• [OBJECTIVE]: Select every line below containing the word "Create".

[Recorded data]
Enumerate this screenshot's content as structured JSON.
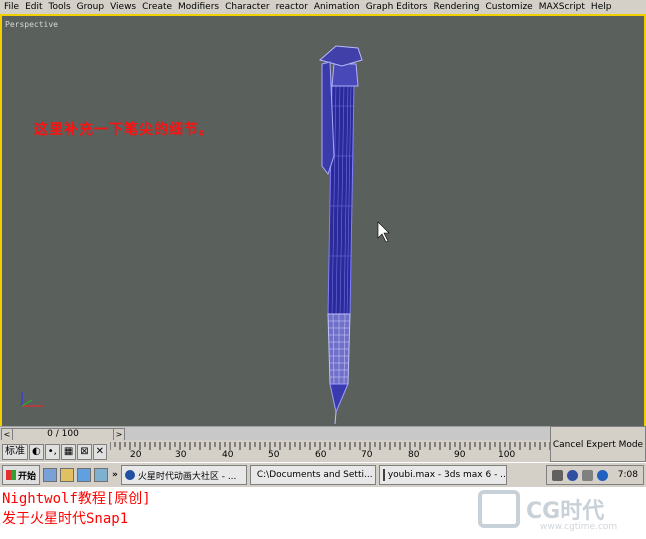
{
  "menu": [
    "File",
    "Edit",
    "Tools",
    "Group",
    "Views",
    "Create",
    "Modifiers",
    "Character",
    "reactor",
    "Animation",
    "Graph Editors",
    "Rendering",
    "Customize",
    "MAXScript",
    "Help"
  ],
  "viewport": {
    "label": "Perspective",
    "annotation": "这里补充一下笔尖的细节。"
  },
  "timeslider": {
    "frame": "0 / 100",
    "prev": "<",
    "next": ">"
  },
  "ruler": {
    "labels": [
      "20",
      "30",
      "40",
      "50",
      "60",
      "70",
      "80",
      "90",
      "100"
    ]
  },
  "tools": [
    "标准",
    "◐",
    "•,",
    "▦",
    "⊠",
    "✕"
  ],
  "cancel_expert": "Cancel Expert Mode",
  "taskbar": {
    "start": "开始",
    "more": "»",
    "tasks": [
      "火星时代动画大社区 - ...",
      "C:\\Documents and Setti...",
      "youbi.max - 3ds max 6 - ..."
    ],
    "clock": "7:08"
  },
  "credits": {
    "line1": "Nightwolf教程[原创]",
    "line2": "发于火星时代Snap1"
  },
  "logo": {
    "text": "CG时代",
    "url": "www.cgtime.com"
  },
  "colors": {
    "viewport_bg": "#5a605c",
    "wire": "#6a6ad8",
    "annotation": "#ff1010"
  }
}
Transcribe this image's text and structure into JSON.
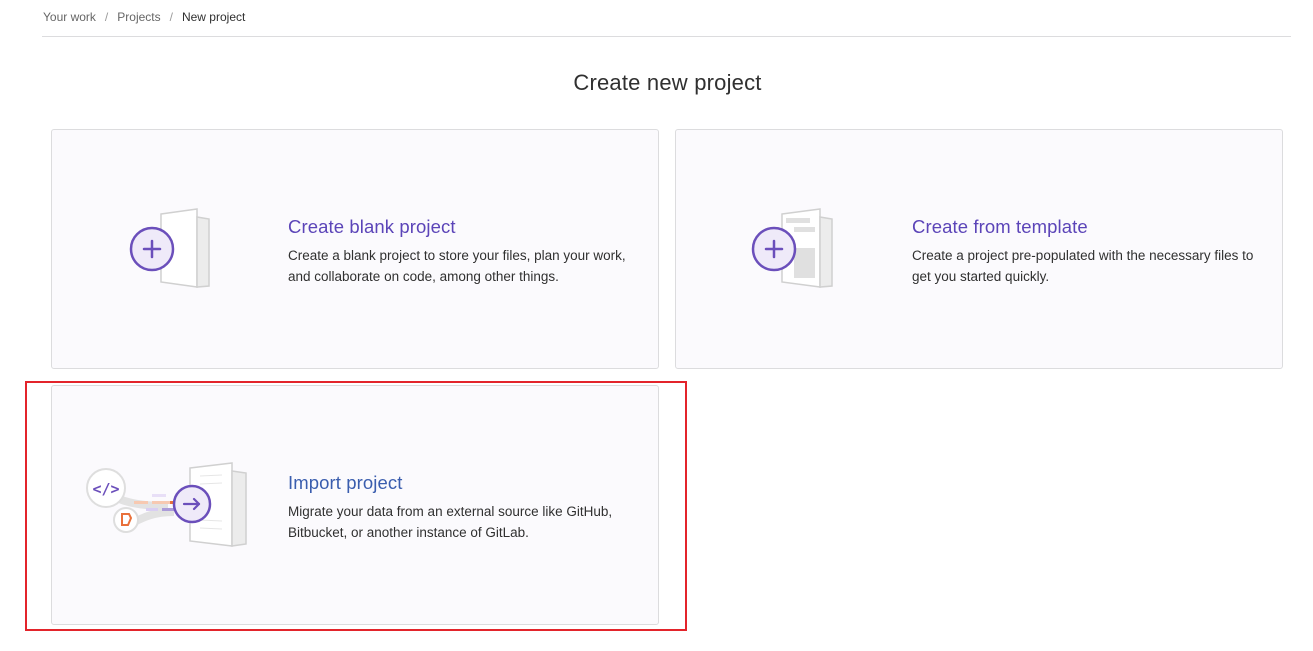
{
  "breadcrumb": {
    "items": [
      "Your work",
      "Projects",
      "New project"
    ],
    "separator": "/"
  },
  "page": {
    "title": "Create new project"
  },
  "cards": [
    {
      "title": "Create blank project",
      "description": "Create a blank project to store your files, plan your work, and collaborate on code, among other things.",
      "icon": "blank-project-icon"
    },
    {
      "title": "Create from template",
      "description": "Create a project pre-populated with the necessary files to get you started quickly.",
      "icon": "template-project-icon"
    },
    {
      "title": "Import project",
      "description": "Migrate your data from an external source like GitHub, Bitbucket, or another instance of GitLab.",
      "icon": "import-project-icon"
    }
  ],
  "colors": {
    "accent": "#5b44b8",
    "import_title": "#3a5dae",
    "highlight": "#e3242b",
    "orange": "#e9703a"
  }
}
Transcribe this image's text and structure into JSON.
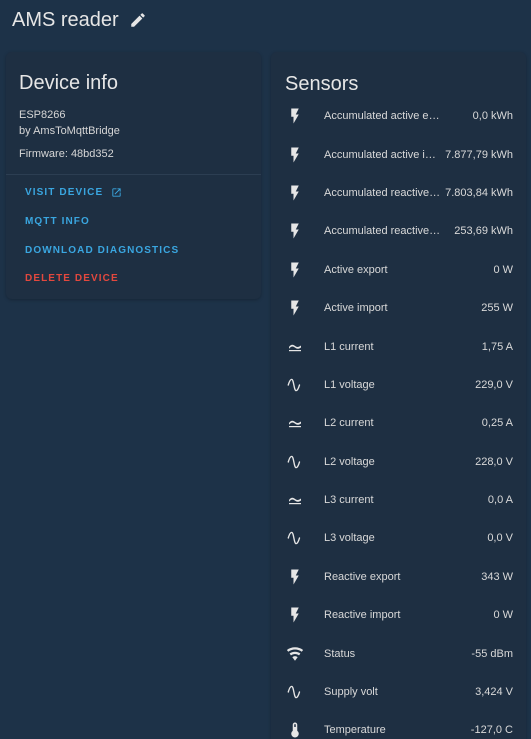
{
  "header": {
    "title": "AMS reader",
    "edit_icon": "pencil-icon"
  },
  "device_info": {
    "title": "Device info",
    "model": "ESP8266",
    "manufacturer": "by AmsToMqttBridge",
    "firmware": "Firmware: 48bd352",
    "actions": {
      "visit": "VISIT DEVICE",
      "mqtt": "MQTT INFO",
      "diagnostics": "DOWNLOAD DIAGNOSTICS",
      "delete": "DELETE DEVICE"
    }
  },
  "colors": {
    "accent": "#3aa6e0",
    "danger": "#e3483e",
    "background": "#1d3248",
    "card": "#1e2f42"
  },
  "sensors": {
    "title": "Sensors",
    "items": [
      {
        "name": "Accumulated active export",
        "value": "0,0 kWh",
        "icon": "flash-icon"
      },
      {
        "name": "Accumulated active import",
        "value": "7.877,79 kWh",
        "icon": "flash-icon"
      },
      {
        "name": "Accumulated reactive export",
        "value": "7.803,84 kWh",
        "icon": "flash-icon"
      },
      {
        "name": "Accumulated reactive import",
        "value": "253,69 kWh",
        "icon": "flash-icon"
      },
      {
        "name": "Active export",
        "value": "0 W",
        "icon": "flash-icon"
      },
      {
        "name": "Active import",
        "value": "255 W",
        "icon": "flash-icon"
      },
      {
        "name": "L1 current",
        "value": "1,75 A",
        "icon": "current-ac-icon"
      },
      {
        "name": "L1 voltage",
        "value": "229,0 V",
        "icon": "sine-wave-icon"
      },
      {
        "name": "L2 current",
        "value": "0,25 A",
        "icon": "current-ac-icon"
      },
      {
        "name": "L2 voltage",
        "value": "228,0 V",
        "icon": "sine-wave-icon"
      },
      {
        "name": "L3 current",
        "value": "0,0 A",
        "icon": "current-ac-icon"
      },
      {
        "name": "L3 voltage",
        "value": "0,0 V",
        "icon": "sine-wave-icon"
      },
      {
        "name": "Reactive export",
        "value": "343 W",
        "icon": "flash-icon"
      },
      {
        "name": "Reactive import",
        "value": "0 W",
        "icon": "flash-icon"
      },
      {
        "name": "Status",
        "value": "-55 dBm",
        "icon": "wifi-icon"
      },
      {
        "name": "Supply volt",
        "value": "3,424 V",
        "icon": "sine-wave-icon"
      },
      {
        "name": "Temperature",
        "value": "-127,0 C",
        "icon": "thermometer-icon"
      }
    ]
  }
}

• [OUTPUT FOR THIS TASK]:
    "Create",
    "title": "Create new project"
      "title": "Create blank project",
      "description": "Create a blank project to store your files, plan your work, and collaborate on code, among other things.",
      "title": "Create from template",
      "description": "Create a project pre-populated with the necessary files to get you started quickly.",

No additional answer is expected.